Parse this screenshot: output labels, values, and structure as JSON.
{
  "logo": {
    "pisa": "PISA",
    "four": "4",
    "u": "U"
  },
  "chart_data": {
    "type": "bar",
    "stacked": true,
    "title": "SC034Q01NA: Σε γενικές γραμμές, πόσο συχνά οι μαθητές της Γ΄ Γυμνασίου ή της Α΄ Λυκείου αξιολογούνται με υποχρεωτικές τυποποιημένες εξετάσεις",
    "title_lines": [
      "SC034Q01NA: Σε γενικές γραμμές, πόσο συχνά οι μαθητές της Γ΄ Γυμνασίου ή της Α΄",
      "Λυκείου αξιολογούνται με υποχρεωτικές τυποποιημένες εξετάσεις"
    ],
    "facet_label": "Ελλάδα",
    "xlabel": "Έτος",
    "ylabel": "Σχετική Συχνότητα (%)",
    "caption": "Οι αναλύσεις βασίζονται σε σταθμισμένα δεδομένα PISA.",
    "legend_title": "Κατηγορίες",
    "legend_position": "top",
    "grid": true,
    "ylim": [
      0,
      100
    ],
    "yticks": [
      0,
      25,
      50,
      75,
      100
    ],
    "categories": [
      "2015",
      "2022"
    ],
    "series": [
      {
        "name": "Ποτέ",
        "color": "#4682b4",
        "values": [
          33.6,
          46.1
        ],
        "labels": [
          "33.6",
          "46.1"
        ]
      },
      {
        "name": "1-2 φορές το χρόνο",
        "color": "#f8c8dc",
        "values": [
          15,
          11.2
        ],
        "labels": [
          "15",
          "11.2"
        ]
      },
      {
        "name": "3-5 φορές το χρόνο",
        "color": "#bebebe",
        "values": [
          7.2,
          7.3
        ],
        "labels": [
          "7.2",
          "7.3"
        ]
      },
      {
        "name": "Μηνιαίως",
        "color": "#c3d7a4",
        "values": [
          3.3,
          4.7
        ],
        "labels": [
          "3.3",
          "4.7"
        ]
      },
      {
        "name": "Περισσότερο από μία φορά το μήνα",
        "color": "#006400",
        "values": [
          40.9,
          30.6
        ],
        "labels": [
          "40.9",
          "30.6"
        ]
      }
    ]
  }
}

◇ ◇ ◇ ◇ ◇ ◇ ◇

What to work on: Extract the complete listing above, reproducing each line exactly.

Solution to this exercise:
Parse this screenshot: output labels, values, and structure as JSON.
{
  "logo": {
    "pisa": "PISA",
    "four": "4",
    "u": "U"
  },
  "chart_data": {
    "type": "bar",
    "stacked": true,
    "title": "SC034Q01NA: Σε γενικές γραμμές, πόσο συχνά οι μαθητές της Γ΄ Γυμνασίου ή της Α΄ Λυκείου αξιολογούνται με υποχρεωτικές τυποποιημένες εξετάσεις",
    "title_lines": [
      "SC034Q01NA: Σε γενικές γραμμές, πόσο συχνά οι μαθητές της Γ΄ Γυμνασίου ή της Α΄",
      "Λυκείου αξιολογούνται με υποχρεωτικές τυποποιημένες εξετάσεις"
    ],
    "facet_label": "Ελλάδα",
    "xlabel": "Έτος",
    "ylabel": "Σχετική Συχνότητα (%)",
    "caption": "Οι αναλύσεις βασίζονται σε σταθμισμένα δεδομένα PISA.",
    "legend_title": "Κατηγορίες",
    "legend_position": "top",
    "grid": true,
    "ylim": [
      0,
      100
    ],
    "yticks": [
      0,
      25,
      50,
      75,
      100
    ],
    "categories": [
      "2015",
      "2022"
    ],
    "series": [
      {
        "name": "Ποτέ",
        "color": "#4682b4",
        "values": [
          33.6,
          46.1
        ],
        "labels": [
          "33.6",
          "46.1"
        ]
      },
      {
        "name": "1-2 φορές το χρόνο",
        "color": "#f8c8dc",
        "values": [
          15,
          11.2
        ],
        "labels": [
          "15",
          "11.2"
        ]
      },
      {
        "name": "3-5 φορές το χρόνο",
        "color": "#bebebe",
        "values": [
          7.2,
          7.3
        ],
        "labels": [
          "7.2",
          "7.3"
        ]
      },
      {
        "name": "Μηνιαίως",
        "color": "#c3d7a4",
        "values": [
          3.3,
          4.7
        ],
        "labels": [
          "3.3",
          "4.7"
        ]
      },
      {
        "name": "Περισσότερο από μία φορά το μήνα",
        "color": "#006400",
        "values": [
          40.9,
          30.6
        ],
        "labels": [
          "40.9",
          "30.6"
        ]
      }
    ]
  }
}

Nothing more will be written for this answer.